Goal: Output, word for word, every line from the line with "OCR this image." through the final line of the data below.

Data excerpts

** START **

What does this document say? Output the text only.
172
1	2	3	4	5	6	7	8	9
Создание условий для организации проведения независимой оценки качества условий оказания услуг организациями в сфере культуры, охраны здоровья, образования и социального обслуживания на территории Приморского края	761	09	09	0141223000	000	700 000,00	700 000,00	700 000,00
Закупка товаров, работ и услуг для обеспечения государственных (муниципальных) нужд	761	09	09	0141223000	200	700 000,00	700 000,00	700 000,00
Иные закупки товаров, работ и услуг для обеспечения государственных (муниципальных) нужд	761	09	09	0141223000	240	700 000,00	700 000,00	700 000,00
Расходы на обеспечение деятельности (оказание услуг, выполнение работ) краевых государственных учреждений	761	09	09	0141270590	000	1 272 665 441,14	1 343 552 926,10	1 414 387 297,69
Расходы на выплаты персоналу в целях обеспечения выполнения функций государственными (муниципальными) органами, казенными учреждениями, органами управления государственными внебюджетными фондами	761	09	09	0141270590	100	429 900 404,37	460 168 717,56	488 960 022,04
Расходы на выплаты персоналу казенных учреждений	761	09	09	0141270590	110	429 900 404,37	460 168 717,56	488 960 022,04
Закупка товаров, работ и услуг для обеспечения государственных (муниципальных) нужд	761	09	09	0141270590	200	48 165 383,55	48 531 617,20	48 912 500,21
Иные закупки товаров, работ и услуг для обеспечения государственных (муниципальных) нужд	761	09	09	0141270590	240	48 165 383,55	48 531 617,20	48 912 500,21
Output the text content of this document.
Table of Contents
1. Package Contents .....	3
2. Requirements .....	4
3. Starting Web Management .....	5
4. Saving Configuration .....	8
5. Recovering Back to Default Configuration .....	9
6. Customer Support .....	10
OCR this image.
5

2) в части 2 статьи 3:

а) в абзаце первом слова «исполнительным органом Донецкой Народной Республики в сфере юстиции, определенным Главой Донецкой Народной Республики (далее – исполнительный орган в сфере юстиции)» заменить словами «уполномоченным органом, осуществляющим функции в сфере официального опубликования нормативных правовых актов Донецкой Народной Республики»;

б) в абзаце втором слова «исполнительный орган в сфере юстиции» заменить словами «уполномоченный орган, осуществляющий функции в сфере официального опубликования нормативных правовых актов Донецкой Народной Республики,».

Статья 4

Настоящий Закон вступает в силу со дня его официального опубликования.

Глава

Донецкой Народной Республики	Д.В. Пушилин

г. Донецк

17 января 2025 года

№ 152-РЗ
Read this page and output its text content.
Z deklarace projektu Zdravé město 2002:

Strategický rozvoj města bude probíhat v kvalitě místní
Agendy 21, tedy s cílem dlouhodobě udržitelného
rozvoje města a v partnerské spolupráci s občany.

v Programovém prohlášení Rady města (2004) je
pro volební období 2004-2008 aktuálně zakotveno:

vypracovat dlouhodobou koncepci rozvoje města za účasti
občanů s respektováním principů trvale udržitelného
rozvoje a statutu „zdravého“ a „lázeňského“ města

** END **

Completed exercise:
OCR this image.
5

2) в части 2 статьи 3:

а) в абзаце первом слова «исполнительным органом Донецкой Народной Республики в сфере юстиции, определенным Главой Донецкой Народной Республики (далее – исполнительный орган в сфере юстиции)» заменить словами «уполномоченным органом, осуществляющим функции в сфере официального опубликования нормативных правовых актов Донецкой Народной Республики»;

б) в абзаце втором слова «исполнительный орган в сфере юстиции» заменить словами «уполномоченный орган, осуществляющий функции в сфере официального опубликования нормативных правовых актов Донецкой Народной Республики,».

Статья 4

Настоящий Закон вступает в силу со дня его официального опубликования.

Глава

Донецкой Народной Республики	Д.В. Пушилин

г. Донецк

17 января 2025 года

№ 152-РЗ
Read this page and output its text content.
Z deklarace projektu Zdravé město 2002:

Strategický rozvoj města bude probíhat v kvalitě místní
Agendy 21, tedy s cílem dlouhodobě udržitelného
rozvoje města a v partnerské spolupráci s občany.

v Programovém prohlášení Rady města (2004) je
pro volební období 2004-2008 aktuálně zakotveno:

vypracovat dlouhodobou koncepci rozvoje města za účasti
občanů s respektováním principů trvale udržitelného
rozvoje a statutu „zdravého“ a „lázeňského“ města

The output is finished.